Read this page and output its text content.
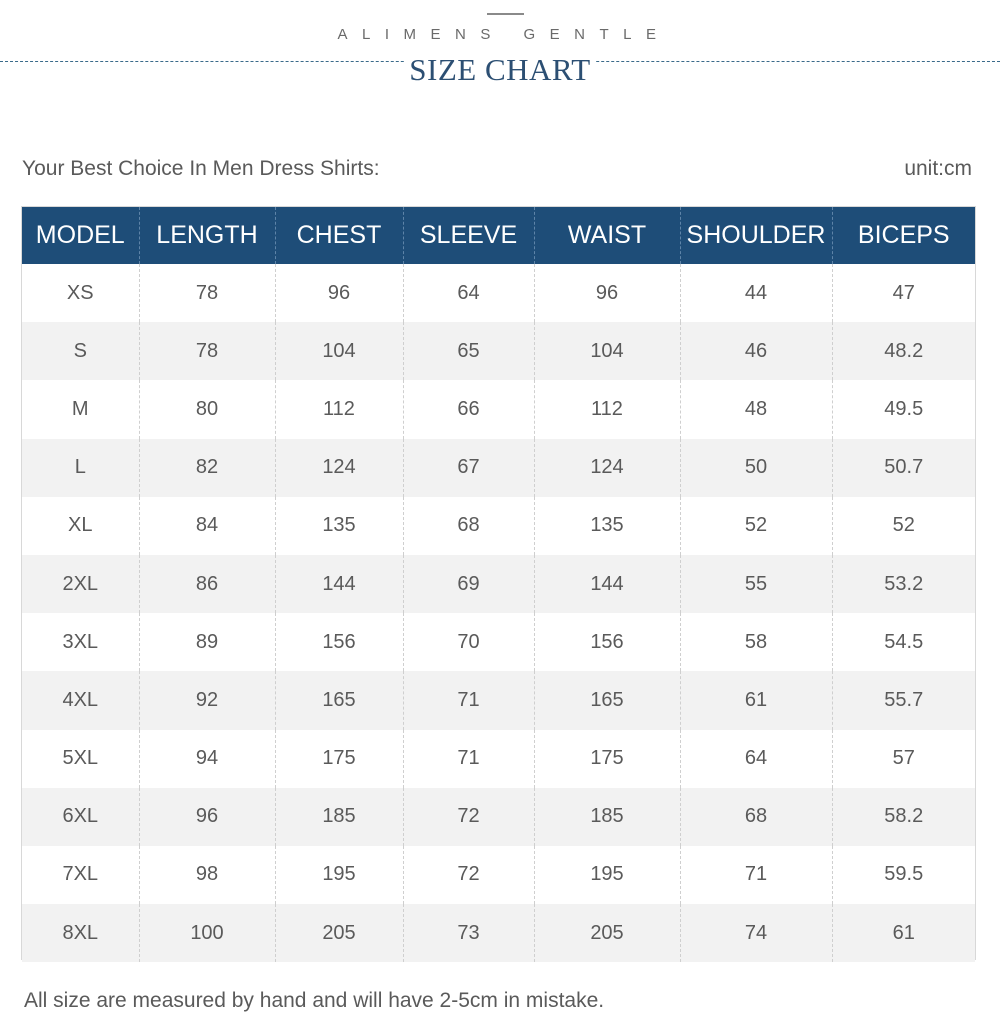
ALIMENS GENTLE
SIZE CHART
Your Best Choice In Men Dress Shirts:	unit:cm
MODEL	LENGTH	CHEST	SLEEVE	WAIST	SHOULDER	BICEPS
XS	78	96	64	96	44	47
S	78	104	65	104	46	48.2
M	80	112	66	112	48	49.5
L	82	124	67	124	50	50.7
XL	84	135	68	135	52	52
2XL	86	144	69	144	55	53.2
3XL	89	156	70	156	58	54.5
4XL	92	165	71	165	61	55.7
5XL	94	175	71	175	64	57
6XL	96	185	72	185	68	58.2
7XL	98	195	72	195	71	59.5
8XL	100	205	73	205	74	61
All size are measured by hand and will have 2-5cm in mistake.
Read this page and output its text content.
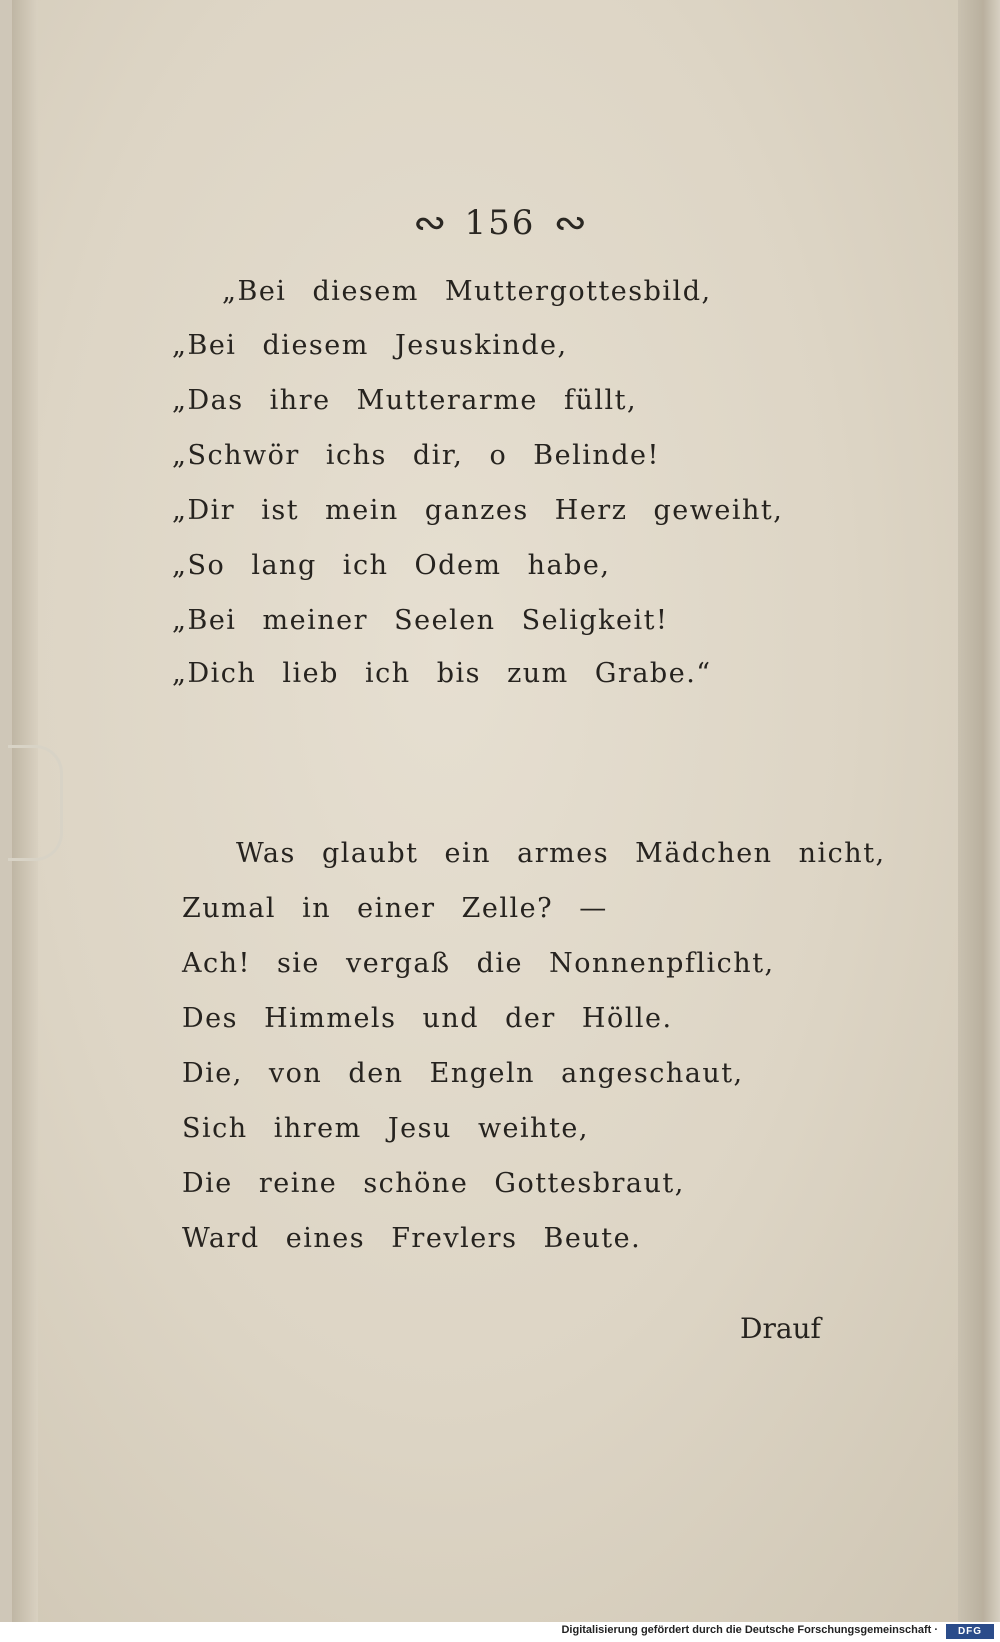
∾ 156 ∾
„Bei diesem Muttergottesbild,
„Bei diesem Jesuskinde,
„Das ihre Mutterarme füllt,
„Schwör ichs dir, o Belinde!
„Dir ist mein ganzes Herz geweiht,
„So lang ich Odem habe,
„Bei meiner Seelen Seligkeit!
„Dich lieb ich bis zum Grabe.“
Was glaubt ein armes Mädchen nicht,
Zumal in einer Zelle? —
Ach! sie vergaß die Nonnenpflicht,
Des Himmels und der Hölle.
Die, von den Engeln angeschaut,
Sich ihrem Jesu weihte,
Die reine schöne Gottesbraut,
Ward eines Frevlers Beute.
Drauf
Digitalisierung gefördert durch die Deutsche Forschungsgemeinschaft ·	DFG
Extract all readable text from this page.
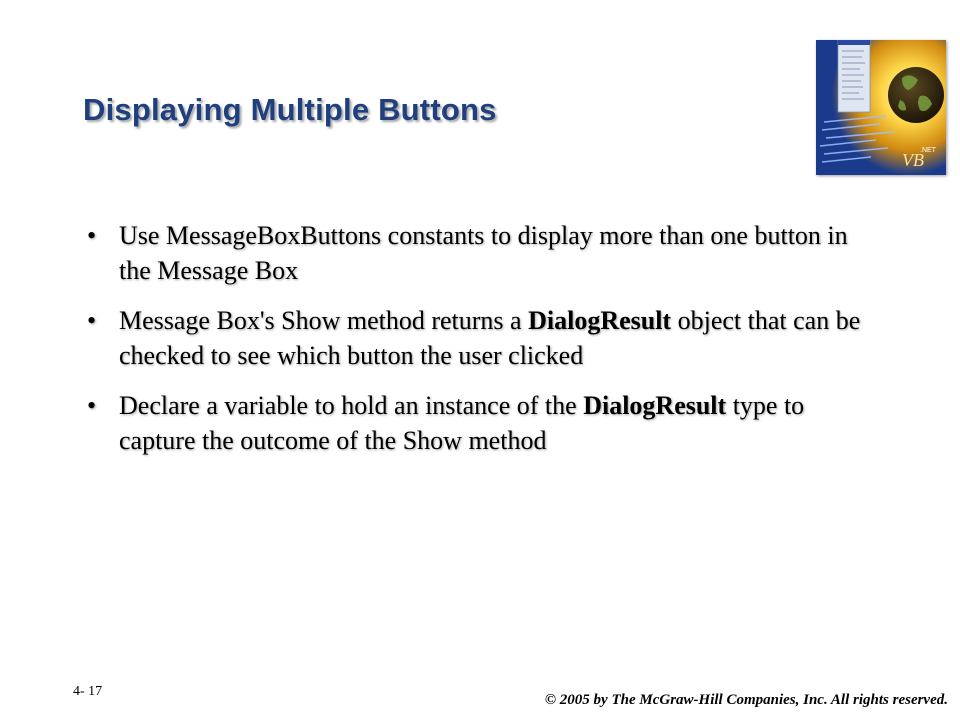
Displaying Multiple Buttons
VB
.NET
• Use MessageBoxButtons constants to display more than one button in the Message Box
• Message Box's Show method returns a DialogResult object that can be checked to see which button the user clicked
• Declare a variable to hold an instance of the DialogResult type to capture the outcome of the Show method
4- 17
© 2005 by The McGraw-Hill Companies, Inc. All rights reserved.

**Work instructions**
Leave the pictures out and reproduce all of the records exactly.

**Worked answer**
Read this page and output its text content.
ALIMENS GENTLE
SIZE CHART
Your Best Choice In Men Dress Shirts:	unit:cm
MODEL	LENGTH	CHEST	SLEEVE	WAIST	SHOULDER	BICEPS
XS	78	96	64	96	44	47
S	78	104	65	104	46	48.2
M	80	112	66	112	48	49.5
L	82	124	67	124	50	50.7
XL	84	135	68	135	52	52
2XL	86	144	69	144	55	53.2
3XL	89	156	70	156	58	54.5
4XL	92	165	71	165	61	55.7
5XL	94	175	71	175	64	57
6XL	96	185	72	185	68	58.2
7XL	98	195	72	195	71	59.5
8XL	100	205	73	205	74	61
All size are measured by hand and will have 2-5cm in mistake.
Read this page and output its text content.
∾ 156 ∾
„Bei diesem Muttergottesbild,
„Bei diesem Jesuskinde,
„Das ihre Mutterarme füllt,
„Schwör ichs dir, o Belinde!
„Dir ist mein ganzes Herz geweiht,
„So lang ich Odem habe,
„Bei meiner Seelen Seligkeit!
„Dich lieb ich bis zum Grabe.“
Was glaubt ein armes Mädchen nicht,
Zumal in einer Zelle? —
Ach! sie vergaß die Nonnenpflicht,
Des Himmels und der Hölle.
Die, von den Engeln angeschaut,
Sich ihrem Jesu weihte,
Die reine schöne Gottesbraut,
Ward eines Frevlers Beute.
Drauf
Digitalisierung gefördert durch die Deutsche Forschungsgemeinschaft ·	DFG
Extract all readable text from this page.
Displaying Multiple Buttons
VB
.NET
• Use MessageBoxButtons constants to display more than one button in the Message Box
• Message Box's Show method returns a DialogResult object that can be checked to see which button the user clicked
• Declare a variable to hold an instance of the DialogResult type to capture the outcome of the Show method
4- 17
© 2005 by The McGraw-Hill Companies, Inc. All rights reserved.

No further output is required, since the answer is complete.